[What you should do] Pick out and copy every line below that has the word "Query".

## START Material shown

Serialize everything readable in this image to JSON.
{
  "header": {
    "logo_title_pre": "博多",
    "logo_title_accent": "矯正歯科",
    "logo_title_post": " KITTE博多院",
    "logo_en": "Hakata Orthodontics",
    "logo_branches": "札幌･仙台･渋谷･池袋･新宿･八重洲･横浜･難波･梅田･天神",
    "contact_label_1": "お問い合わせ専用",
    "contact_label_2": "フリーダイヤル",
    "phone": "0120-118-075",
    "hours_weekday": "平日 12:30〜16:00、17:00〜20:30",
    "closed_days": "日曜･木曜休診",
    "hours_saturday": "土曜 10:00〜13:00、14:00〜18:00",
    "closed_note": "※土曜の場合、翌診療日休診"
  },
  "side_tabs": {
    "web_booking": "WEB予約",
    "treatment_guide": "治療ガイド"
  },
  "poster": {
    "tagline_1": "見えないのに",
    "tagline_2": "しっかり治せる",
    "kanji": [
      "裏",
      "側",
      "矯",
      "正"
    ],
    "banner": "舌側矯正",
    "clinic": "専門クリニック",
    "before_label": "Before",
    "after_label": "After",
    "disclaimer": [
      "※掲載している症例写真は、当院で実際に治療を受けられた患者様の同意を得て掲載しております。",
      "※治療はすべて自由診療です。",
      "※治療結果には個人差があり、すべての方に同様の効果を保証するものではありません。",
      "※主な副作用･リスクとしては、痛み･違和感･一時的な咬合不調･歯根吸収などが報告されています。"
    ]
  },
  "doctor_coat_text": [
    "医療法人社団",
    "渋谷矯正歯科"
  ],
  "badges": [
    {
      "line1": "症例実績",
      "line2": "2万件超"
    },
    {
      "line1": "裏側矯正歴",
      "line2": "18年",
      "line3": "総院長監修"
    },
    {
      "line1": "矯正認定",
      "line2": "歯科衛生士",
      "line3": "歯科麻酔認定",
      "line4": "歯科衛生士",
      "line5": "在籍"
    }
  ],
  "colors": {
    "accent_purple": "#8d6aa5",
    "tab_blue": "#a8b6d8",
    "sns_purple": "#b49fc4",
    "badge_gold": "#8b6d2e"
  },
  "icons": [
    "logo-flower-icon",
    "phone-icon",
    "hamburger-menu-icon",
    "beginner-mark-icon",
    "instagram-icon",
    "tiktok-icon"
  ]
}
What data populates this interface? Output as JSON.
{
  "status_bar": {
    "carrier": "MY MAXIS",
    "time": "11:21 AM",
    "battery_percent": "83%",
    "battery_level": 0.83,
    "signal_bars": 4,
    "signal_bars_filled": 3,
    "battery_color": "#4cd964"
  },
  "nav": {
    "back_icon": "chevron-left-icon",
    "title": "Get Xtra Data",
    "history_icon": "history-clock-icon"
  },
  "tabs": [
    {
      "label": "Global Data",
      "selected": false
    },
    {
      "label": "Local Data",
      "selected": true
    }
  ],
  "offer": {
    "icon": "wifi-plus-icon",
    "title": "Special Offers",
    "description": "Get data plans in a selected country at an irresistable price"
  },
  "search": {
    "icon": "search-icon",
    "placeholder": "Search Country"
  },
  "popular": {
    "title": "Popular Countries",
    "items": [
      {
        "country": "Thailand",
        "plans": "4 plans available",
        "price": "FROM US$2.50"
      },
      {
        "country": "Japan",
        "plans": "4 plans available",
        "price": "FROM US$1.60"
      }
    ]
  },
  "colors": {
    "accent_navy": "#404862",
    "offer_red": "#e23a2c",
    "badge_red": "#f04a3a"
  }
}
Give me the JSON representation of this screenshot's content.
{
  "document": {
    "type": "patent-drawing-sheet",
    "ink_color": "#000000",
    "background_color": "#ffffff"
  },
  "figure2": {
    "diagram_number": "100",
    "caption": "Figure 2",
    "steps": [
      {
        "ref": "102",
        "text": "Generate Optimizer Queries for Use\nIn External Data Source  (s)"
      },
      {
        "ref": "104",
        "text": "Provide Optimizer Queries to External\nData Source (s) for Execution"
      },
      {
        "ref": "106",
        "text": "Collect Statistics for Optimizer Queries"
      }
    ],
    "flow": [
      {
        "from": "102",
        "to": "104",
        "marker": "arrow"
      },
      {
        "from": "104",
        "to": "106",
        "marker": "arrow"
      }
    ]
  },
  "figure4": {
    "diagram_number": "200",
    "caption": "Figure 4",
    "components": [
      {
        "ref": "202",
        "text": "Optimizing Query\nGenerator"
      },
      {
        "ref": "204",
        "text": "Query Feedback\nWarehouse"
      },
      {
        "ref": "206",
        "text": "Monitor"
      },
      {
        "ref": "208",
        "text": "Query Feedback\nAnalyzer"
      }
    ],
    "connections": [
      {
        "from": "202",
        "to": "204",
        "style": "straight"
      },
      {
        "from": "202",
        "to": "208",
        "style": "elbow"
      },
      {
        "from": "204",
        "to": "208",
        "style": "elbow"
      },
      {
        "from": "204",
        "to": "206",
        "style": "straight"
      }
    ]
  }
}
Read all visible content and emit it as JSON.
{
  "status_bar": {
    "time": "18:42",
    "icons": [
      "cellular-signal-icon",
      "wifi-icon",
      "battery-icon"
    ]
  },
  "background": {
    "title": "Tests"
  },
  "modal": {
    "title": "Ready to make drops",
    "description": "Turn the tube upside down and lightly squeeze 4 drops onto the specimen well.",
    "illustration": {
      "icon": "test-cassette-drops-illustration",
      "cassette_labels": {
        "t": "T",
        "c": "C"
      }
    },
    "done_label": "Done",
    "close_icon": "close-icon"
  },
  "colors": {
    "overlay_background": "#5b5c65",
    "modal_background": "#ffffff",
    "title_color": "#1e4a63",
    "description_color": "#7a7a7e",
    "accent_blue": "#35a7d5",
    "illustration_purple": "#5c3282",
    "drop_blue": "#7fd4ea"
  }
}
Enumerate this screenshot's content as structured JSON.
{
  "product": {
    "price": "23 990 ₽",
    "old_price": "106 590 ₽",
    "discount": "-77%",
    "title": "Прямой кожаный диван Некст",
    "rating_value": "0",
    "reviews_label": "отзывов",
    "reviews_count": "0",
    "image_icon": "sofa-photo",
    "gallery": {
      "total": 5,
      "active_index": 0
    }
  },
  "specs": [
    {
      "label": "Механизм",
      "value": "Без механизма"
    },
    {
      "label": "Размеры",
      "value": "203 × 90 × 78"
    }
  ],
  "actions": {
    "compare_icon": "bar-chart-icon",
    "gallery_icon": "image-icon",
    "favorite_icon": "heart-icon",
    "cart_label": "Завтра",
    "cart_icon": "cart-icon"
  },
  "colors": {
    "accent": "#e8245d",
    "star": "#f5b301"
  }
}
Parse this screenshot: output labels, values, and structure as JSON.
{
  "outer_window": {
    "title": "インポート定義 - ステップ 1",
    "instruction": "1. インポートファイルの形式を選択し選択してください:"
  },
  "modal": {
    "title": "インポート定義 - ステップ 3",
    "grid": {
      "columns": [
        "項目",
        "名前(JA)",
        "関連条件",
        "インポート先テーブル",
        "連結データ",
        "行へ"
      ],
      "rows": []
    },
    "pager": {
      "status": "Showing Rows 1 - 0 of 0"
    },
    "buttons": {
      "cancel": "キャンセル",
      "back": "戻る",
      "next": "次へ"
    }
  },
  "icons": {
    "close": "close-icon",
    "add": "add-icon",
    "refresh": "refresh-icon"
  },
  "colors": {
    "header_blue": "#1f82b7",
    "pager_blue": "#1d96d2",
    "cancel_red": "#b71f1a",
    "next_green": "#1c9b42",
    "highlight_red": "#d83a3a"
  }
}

## END Material shown

[Written solution]
        "text": "Optimizing Query\nGenerator"
        "text": "Query Feedback\nWarehouse"
        "text": "Query Feedback\nAnalyzer"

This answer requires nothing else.